> _Stored records_:
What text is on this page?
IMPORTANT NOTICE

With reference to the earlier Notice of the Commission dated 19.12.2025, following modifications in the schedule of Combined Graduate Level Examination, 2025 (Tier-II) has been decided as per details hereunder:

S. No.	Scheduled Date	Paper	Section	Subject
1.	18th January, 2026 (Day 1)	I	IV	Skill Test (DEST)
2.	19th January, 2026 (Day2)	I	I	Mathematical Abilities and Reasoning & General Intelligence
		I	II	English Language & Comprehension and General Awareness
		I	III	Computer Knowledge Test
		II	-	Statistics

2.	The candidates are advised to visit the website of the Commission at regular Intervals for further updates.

> _What the task requires_: List the lines of the entries that include "Commission".

> _The output_:
With reference to the earlier Notice of the Commission dated 19.12.2025, following modifications in the schedule of Combined Graduate Level Examination, 2025 (Tier-II) has been decided as per details hereunder:
2.	The candidates are advised to visit the website of the Commission at regular Intervals for further updates.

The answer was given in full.